TASK TO CARRY OUT -
Take the entries below and reproduce them word for word.

GIVEN INFORMATION -
## START
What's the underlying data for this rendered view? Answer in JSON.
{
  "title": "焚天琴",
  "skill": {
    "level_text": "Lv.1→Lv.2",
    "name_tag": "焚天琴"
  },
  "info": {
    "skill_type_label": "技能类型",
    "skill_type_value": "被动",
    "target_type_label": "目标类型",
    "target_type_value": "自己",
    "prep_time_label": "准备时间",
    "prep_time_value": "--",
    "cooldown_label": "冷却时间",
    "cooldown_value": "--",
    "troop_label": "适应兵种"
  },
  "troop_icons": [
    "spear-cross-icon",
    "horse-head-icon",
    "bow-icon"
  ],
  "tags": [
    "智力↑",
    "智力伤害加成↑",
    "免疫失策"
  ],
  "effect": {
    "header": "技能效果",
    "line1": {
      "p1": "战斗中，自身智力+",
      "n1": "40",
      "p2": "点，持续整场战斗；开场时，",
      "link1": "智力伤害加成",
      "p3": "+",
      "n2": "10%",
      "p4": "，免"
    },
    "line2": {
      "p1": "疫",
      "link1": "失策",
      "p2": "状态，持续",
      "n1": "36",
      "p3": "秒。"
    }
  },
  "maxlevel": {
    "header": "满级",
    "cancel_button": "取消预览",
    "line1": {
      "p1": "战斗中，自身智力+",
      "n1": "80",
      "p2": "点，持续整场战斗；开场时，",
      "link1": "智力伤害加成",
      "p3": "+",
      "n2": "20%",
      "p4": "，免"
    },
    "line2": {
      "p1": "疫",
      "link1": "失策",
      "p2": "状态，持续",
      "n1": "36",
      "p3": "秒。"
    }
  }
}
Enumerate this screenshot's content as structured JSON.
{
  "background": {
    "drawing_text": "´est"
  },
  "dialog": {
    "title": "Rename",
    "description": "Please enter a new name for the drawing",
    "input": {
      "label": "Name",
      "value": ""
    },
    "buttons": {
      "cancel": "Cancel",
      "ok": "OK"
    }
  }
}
## END
THE RESULT -
What's the underlying data for this rendered view? Answer in JSON.
{
  "title": "焚天琴",
  "skill": {
    "level_text": "Lv.1→Lv.2",
    "name_tag": "焚天琴"
  },
  "info": {
    "skill_type_label": "技能类型",
    "skill_type_value": "被动",
    "target_type_label": "目标类型",
    "target_type_value": "自己",
    "prep_time_label": "准备时间",
    "prep_time_value": "--",
    "cooldown_label": "冷却时间",
    "cooldown_value": "--",
    "troop_label": "适应兵种"
  },
  "troop_icons": [
    "spear-cross-icon",
    "horse-head-icon",
    "bow-icon"
  ],
  "tags": [
    "智力↑",
    "智力伤害加成↑",
    "免疫失策"
  ],
  "effect": {
    "header": "技能效果",
    "line1": {
      "p1": "战斗中，自身智力+",
      "n1": "40",
      "p2": "点，持续整场战斗；开场时，",
      "link1": "智力伤害加成",
      "p3": "+",
      "n2": "10%",
      "p4": "，免"
    },
    "line2": {
      "p1": "疫",
      "link1": "失策",
      "p2": "状态，持续",
      "n1": "36",
      "p3": "秒。"
    }
  },
  "maxlevel": {
    "header": "满级",
    "cancel_button": "取消预览",
    "line1": {
      "p1": "战斗中，自身智力+",
      "n1": "80",
      "p2": "点，持续整场战斗；开场时，",
      "link1": "智力伤害加成",
      "p3": "+",
      "n2": "20%",
      "p4": "，免"
    },
    "line2": {
      "p1": "疫",
      "link1": "失策",
      "p2": "状态，持续",
      "n1": "36",
      "p3": "秒。"
    }
  }
}
Enumerate this screenshot's content as structured JSON.
{
  "background": {
    "drawing_text": "´est"
  },
  "dialog": {
    "title": "Rename",
    "description": "Please enter a new name for the drawing",
    "input": {
      "label": "Name",
      "value": ""
    },
    "buttons": {
      "cancel": "Cancel",
      "ok": "OK"
    }
  }
}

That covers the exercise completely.